• **PROBLEM REQUIREMENTS**
Wherever "icon" appears in a line, copy that line.

• **DATA SECTION**
^^^^^^^^
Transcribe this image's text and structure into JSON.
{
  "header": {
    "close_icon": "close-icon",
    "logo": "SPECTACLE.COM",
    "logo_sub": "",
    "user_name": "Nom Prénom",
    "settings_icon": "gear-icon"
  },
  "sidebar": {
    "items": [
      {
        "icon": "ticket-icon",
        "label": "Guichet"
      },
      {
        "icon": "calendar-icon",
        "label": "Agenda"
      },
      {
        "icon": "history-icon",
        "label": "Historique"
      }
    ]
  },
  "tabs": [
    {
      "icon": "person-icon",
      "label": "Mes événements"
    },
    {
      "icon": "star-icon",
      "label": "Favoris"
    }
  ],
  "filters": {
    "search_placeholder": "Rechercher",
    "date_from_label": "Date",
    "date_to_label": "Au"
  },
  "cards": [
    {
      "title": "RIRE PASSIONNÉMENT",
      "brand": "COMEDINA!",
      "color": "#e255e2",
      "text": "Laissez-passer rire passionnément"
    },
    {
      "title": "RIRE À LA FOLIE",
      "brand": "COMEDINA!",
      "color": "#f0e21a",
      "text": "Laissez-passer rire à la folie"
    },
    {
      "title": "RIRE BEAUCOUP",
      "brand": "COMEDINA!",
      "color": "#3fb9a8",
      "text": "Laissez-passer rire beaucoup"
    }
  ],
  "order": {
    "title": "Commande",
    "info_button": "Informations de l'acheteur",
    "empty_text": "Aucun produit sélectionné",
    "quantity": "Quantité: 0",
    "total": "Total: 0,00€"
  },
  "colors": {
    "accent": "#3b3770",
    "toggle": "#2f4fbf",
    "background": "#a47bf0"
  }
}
^^^^^^^^
• **COMPLETE RESPONSE**
    "close_icon": "close-icon",
    "settings_icon": "gear-icon"
        "icon": "ticket-icon",
        "icon": "calendar-icon",
        "icon": "history-icon",
      "icon": "person-icon",
      "icon": "star-icon",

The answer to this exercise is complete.